— begin —

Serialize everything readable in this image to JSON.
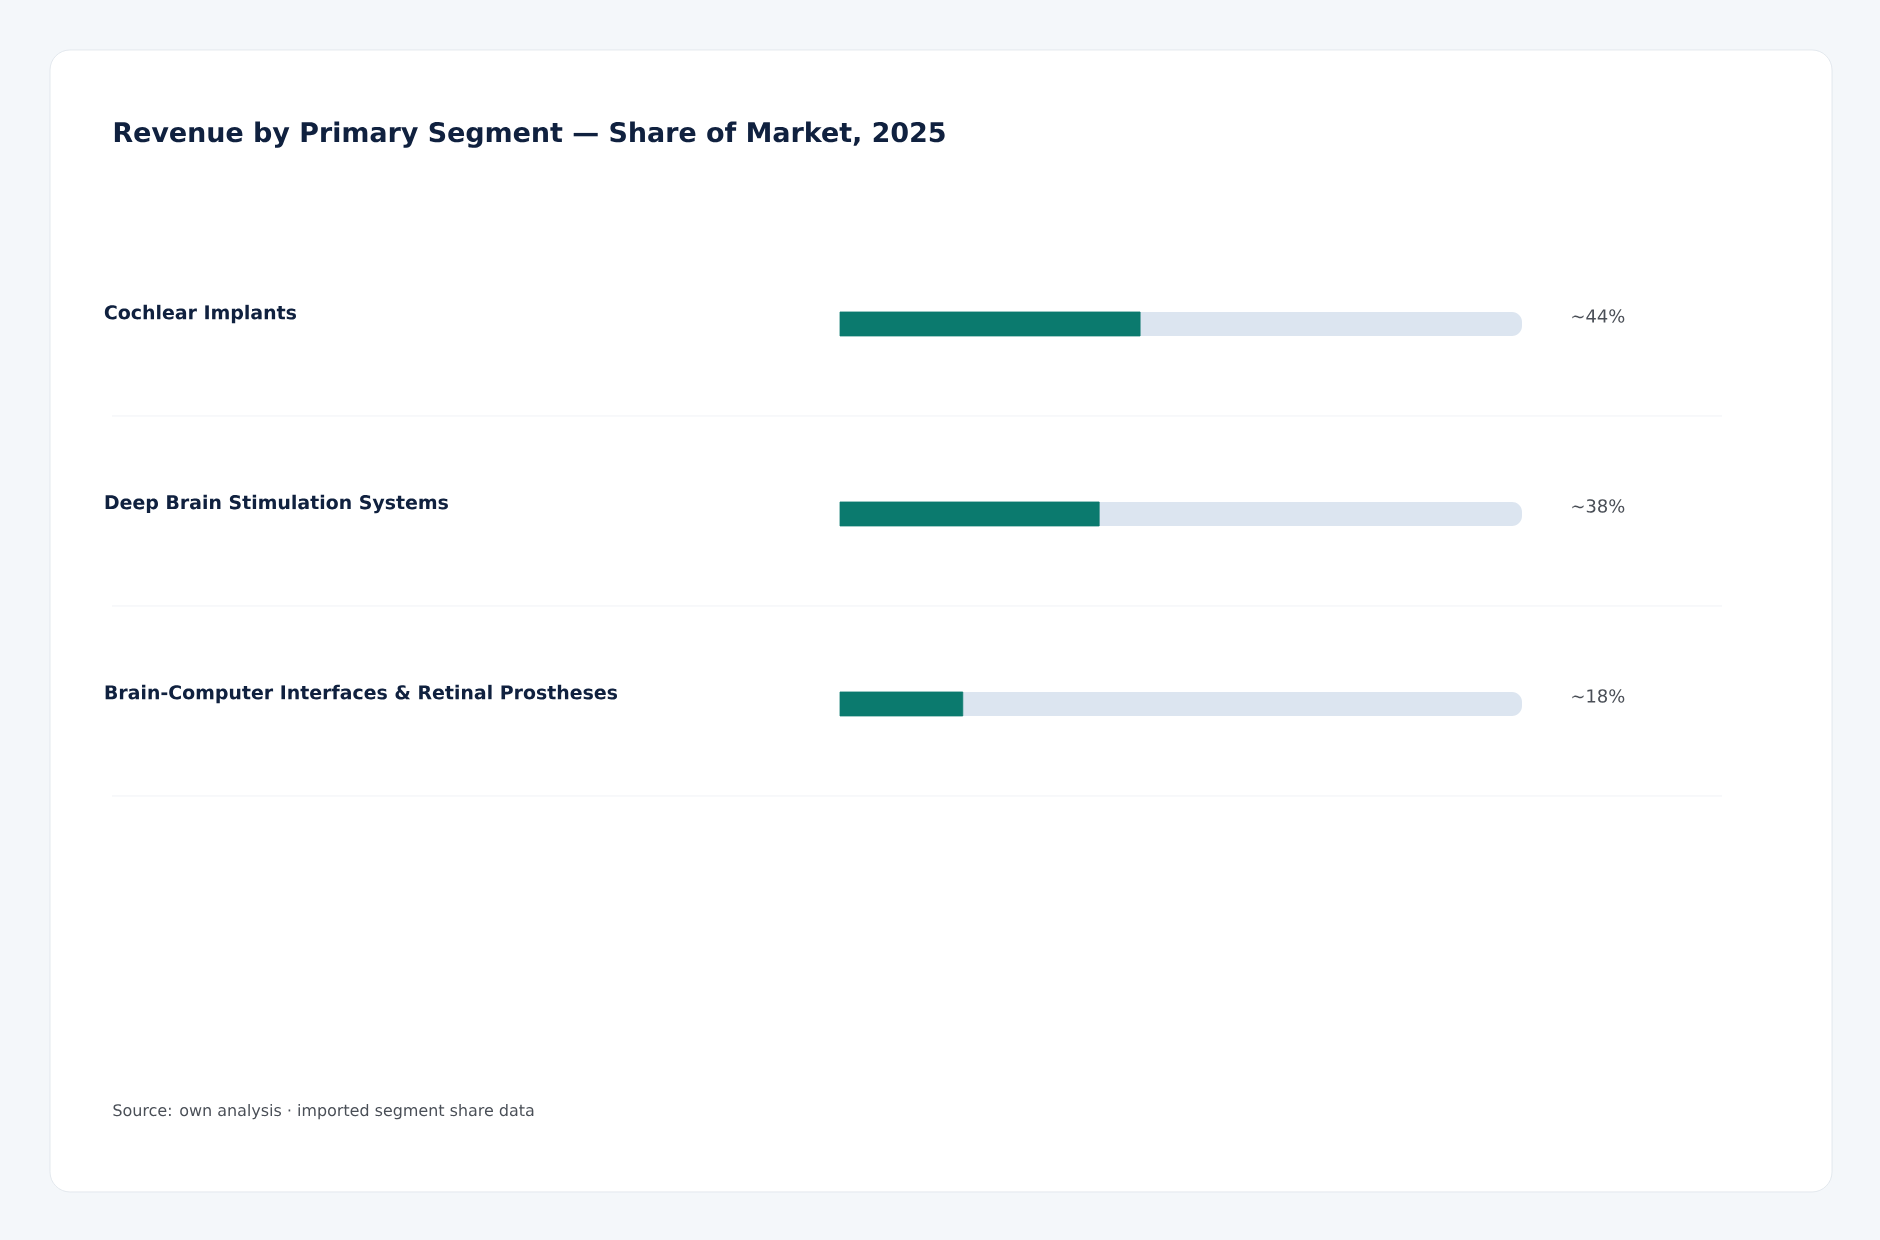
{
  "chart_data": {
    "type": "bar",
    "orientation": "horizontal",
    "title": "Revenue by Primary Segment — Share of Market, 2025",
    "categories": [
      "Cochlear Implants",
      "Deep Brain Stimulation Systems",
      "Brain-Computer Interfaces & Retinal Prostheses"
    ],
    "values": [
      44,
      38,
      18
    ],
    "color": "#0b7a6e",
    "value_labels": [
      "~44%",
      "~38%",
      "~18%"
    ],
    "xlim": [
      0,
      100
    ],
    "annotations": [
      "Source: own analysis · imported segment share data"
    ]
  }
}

— end —

Determine the number of lines in the data that contain "Brain" as a word or string, and state only that number.

__Correct output__: 2